Tally the lines in the listing below that include "width". Answer with the count and nothing more.

[Figure record extracts]

======

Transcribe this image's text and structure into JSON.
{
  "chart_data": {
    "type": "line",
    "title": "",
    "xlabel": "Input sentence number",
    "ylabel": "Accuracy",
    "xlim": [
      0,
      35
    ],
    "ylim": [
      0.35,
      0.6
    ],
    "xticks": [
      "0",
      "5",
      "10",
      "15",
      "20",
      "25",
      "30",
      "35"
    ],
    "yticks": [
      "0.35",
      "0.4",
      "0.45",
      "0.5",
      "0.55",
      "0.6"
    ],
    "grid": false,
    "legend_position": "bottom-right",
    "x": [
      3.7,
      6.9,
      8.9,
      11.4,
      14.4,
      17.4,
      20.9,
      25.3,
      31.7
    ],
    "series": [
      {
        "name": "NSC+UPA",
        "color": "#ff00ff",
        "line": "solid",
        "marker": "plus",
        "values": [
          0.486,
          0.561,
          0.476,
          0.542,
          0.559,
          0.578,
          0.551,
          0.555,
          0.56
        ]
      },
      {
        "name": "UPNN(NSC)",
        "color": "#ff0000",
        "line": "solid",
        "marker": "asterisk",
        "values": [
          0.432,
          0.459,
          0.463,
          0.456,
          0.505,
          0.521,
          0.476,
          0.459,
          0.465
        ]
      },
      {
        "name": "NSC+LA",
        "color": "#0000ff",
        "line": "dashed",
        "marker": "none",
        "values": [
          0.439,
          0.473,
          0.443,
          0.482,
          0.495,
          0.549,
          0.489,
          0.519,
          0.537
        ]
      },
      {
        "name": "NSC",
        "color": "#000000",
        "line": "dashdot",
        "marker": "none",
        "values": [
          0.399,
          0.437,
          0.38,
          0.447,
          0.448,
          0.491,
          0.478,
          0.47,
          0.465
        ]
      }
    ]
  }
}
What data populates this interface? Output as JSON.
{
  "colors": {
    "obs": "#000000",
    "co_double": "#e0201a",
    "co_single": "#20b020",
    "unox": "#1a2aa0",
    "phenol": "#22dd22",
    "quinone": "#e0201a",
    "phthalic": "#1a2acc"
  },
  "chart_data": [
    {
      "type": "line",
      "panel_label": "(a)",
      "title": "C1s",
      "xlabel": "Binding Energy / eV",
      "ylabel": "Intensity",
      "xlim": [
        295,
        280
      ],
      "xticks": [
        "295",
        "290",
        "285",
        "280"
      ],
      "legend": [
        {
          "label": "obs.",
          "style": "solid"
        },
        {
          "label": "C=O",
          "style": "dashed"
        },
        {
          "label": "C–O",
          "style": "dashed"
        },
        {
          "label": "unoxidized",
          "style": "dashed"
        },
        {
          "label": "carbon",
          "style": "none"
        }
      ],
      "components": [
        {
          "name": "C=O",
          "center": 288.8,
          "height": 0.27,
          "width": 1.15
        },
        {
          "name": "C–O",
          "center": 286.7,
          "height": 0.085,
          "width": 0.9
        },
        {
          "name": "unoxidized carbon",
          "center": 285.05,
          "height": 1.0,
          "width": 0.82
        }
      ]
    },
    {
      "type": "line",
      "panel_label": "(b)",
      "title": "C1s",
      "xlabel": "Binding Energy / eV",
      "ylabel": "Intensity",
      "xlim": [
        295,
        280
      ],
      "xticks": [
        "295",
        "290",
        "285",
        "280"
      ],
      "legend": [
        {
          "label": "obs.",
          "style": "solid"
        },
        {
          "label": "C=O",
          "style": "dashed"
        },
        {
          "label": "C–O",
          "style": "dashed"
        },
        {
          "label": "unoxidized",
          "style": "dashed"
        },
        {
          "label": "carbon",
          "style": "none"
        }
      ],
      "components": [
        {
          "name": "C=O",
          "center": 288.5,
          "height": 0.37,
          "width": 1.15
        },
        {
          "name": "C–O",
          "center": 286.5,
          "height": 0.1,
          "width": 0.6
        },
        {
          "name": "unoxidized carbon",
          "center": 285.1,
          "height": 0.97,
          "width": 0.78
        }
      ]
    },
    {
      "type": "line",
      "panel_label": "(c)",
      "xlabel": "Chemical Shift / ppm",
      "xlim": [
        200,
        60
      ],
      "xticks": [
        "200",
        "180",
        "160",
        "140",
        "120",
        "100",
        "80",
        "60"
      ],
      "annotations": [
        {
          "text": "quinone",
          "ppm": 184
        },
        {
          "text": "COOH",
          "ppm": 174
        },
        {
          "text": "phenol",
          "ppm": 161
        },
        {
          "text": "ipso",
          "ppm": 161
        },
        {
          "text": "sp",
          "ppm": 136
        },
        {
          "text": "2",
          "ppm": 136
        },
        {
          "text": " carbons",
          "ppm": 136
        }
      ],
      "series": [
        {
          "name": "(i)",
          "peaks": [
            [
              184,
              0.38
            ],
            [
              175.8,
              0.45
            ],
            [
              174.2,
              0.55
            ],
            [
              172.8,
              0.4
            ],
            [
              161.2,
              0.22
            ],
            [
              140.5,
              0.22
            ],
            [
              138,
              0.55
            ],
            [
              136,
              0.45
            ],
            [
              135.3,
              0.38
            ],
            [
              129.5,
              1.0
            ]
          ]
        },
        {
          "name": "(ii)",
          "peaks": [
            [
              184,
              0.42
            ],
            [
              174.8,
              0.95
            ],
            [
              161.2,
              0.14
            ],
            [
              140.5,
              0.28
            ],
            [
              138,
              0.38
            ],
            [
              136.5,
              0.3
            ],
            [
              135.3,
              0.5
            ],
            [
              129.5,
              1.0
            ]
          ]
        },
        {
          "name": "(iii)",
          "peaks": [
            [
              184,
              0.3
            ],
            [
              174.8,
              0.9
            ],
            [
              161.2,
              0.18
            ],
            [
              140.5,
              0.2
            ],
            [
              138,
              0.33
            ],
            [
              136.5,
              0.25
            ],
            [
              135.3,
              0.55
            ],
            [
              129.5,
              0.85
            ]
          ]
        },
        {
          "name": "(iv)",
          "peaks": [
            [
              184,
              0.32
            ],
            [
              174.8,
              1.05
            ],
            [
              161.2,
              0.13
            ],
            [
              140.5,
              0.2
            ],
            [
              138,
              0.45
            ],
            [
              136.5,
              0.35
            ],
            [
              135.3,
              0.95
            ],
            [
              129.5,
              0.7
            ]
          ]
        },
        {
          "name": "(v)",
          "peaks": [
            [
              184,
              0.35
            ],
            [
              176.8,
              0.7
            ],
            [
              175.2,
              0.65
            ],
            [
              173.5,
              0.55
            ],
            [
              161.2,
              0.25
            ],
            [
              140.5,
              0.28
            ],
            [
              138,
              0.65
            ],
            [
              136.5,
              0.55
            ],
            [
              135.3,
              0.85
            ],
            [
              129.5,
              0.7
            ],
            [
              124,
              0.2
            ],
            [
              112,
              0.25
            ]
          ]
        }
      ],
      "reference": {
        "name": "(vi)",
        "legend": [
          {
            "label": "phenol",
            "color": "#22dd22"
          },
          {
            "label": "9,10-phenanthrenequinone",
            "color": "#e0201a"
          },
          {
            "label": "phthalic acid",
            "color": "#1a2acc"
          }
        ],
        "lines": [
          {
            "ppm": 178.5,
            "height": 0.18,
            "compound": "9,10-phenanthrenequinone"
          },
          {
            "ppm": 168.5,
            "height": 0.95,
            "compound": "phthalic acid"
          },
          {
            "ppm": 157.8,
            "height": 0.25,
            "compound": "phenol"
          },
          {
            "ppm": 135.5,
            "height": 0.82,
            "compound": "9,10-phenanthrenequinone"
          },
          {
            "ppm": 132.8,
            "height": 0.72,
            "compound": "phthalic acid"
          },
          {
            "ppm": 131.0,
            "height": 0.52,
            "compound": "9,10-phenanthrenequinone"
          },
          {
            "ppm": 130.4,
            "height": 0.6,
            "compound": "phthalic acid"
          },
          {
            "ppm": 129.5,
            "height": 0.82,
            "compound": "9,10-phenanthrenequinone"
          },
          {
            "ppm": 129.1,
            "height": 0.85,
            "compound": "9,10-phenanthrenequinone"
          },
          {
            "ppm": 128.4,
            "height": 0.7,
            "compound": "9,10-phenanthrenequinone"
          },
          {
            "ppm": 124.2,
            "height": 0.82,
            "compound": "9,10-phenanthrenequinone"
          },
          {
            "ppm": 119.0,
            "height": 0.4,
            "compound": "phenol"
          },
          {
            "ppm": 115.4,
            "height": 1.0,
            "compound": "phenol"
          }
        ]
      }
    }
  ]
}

======

Output of the task: 6